> What is being asked
Which lines in the records below contain the string "subtitle"? Pull out each of those lines in full.

> Information supplied

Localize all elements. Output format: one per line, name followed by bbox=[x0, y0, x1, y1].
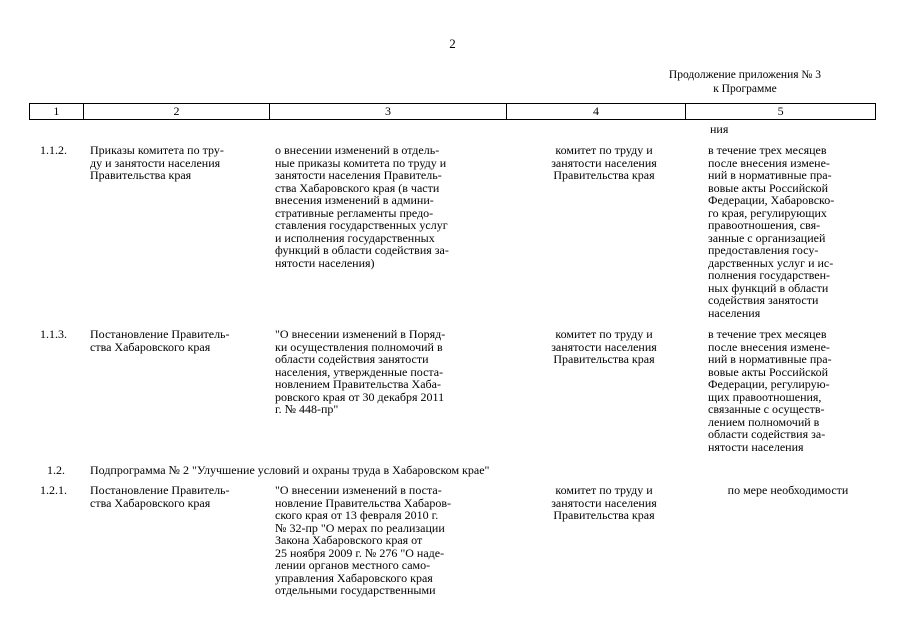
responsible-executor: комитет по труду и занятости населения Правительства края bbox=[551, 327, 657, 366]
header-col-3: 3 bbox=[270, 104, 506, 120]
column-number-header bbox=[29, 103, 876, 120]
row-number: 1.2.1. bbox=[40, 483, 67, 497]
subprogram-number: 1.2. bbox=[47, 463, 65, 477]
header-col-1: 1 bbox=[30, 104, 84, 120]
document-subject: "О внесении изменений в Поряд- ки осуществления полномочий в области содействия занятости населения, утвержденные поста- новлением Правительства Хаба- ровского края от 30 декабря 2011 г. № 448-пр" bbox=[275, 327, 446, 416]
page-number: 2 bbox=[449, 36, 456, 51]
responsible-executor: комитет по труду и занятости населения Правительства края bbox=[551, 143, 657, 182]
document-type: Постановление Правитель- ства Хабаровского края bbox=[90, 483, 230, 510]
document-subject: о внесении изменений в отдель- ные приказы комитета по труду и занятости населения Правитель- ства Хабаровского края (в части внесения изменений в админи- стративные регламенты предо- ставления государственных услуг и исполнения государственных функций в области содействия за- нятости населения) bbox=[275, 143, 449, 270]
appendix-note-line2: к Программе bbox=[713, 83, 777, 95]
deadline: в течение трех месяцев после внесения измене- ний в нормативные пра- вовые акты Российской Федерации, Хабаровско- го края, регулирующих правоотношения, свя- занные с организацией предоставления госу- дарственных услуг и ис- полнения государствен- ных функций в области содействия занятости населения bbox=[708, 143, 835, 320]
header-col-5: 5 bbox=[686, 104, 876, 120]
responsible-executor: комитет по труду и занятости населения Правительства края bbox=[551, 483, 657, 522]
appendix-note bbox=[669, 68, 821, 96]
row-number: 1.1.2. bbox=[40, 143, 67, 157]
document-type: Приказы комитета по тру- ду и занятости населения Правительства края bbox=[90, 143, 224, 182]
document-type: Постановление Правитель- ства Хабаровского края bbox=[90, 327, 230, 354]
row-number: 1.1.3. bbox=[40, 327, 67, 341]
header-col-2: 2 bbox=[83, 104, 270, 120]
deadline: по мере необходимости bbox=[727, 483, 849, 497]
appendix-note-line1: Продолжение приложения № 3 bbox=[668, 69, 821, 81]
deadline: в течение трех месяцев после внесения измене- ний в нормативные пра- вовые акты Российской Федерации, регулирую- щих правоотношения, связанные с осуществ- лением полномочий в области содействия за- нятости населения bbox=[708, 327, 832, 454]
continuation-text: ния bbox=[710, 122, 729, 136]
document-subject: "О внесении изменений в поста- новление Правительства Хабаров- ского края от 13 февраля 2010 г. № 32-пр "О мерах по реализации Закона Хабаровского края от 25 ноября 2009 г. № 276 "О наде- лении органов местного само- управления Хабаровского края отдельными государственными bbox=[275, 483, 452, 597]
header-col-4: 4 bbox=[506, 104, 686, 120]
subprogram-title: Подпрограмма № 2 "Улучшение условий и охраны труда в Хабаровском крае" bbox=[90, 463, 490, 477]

* * *

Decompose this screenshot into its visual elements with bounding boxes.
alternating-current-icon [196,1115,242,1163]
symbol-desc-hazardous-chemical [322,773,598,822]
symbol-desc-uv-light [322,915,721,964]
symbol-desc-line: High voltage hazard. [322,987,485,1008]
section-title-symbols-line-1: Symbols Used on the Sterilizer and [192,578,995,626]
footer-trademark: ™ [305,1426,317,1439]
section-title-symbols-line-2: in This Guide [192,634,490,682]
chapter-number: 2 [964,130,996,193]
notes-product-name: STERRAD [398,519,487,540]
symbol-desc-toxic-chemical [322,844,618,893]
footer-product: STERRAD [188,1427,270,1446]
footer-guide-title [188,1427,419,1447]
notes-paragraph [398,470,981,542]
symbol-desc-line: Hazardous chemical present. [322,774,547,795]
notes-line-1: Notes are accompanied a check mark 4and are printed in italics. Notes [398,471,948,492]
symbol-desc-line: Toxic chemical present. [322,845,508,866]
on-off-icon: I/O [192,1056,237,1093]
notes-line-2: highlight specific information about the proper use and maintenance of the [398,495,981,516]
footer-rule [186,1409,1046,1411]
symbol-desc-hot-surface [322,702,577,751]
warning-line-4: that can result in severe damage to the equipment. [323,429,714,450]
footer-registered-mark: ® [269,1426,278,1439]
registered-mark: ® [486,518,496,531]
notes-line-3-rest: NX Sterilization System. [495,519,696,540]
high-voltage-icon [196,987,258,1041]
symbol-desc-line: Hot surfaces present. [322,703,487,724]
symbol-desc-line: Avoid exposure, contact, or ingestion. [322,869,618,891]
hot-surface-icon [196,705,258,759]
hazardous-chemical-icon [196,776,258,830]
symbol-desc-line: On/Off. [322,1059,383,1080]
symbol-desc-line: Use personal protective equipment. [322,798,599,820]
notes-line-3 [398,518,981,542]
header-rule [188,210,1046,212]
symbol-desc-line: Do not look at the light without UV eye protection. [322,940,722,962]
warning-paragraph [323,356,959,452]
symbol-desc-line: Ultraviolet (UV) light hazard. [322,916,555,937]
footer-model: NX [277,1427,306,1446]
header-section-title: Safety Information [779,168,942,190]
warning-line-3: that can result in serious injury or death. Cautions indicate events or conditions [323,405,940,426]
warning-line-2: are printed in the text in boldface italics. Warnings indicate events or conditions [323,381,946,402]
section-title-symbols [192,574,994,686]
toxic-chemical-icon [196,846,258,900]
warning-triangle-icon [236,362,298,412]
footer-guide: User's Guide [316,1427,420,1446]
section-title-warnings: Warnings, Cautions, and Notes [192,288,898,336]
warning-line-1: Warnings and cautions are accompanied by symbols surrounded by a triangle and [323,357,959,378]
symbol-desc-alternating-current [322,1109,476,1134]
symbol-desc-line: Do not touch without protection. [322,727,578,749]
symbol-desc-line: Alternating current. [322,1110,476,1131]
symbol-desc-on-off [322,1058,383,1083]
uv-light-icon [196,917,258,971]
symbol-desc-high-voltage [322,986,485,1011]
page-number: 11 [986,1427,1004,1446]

...

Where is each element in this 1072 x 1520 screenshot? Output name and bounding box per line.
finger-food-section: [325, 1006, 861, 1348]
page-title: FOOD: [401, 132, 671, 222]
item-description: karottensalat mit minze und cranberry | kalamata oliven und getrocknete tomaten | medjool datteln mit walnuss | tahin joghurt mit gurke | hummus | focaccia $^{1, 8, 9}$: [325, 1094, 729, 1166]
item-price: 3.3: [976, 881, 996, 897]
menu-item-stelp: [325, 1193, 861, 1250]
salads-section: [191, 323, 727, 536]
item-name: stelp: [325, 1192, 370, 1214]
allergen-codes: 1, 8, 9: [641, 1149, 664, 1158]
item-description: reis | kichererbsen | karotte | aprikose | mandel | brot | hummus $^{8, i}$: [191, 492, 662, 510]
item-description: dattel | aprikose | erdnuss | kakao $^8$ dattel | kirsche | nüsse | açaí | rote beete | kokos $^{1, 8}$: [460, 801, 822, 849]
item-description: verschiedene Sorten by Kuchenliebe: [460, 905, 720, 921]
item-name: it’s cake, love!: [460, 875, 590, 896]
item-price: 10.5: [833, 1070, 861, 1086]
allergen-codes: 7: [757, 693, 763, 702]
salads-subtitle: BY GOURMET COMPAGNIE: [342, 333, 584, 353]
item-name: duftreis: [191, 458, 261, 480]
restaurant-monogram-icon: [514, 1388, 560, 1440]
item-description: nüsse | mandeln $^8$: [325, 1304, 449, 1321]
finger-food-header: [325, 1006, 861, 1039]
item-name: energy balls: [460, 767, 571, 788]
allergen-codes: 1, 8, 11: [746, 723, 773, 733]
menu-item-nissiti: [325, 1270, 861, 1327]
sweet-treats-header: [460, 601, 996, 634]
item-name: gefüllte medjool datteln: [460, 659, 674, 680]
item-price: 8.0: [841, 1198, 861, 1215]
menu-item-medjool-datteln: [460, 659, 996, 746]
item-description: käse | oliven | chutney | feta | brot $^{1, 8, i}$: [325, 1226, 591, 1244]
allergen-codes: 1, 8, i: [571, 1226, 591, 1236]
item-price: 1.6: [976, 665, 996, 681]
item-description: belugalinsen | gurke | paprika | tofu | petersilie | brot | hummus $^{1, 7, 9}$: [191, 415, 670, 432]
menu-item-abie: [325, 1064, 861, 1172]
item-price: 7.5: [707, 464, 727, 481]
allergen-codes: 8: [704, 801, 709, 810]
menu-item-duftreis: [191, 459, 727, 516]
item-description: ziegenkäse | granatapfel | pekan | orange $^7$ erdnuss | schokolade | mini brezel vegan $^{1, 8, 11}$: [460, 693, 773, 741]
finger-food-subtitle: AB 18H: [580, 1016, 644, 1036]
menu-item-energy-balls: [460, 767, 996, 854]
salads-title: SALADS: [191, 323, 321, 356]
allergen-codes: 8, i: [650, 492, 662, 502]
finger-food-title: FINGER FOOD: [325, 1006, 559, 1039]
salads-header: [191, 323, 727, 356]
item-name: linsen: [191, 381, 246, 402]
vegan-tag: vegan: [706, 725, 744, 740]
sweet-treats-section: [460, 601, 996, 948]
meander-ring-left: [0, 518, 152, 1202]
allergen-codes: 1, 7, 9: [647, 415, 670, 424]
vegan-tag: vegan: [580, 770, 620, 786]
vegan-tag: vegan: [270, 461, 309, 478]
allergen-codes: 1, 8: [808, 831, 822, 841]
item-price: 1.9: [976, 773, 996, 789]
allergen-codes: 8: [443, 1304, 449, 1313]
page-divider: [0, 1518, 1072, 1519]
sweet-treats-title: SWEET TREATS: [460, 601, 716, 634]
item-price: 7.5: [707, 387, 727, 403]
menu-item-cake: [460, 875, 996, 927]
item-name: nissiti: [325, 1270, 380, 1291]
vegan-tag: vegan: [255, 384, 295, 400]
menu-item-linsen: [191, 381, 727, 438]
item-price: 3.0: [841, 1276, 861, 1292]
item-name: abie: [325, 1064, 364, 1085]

> Exercise response
salads-subtitle: BY GOURMET COMPAGNIE: [342, 333, 584, 353]
finger-food-subtitle: AB 18H: [580, 1016, 644, 1036]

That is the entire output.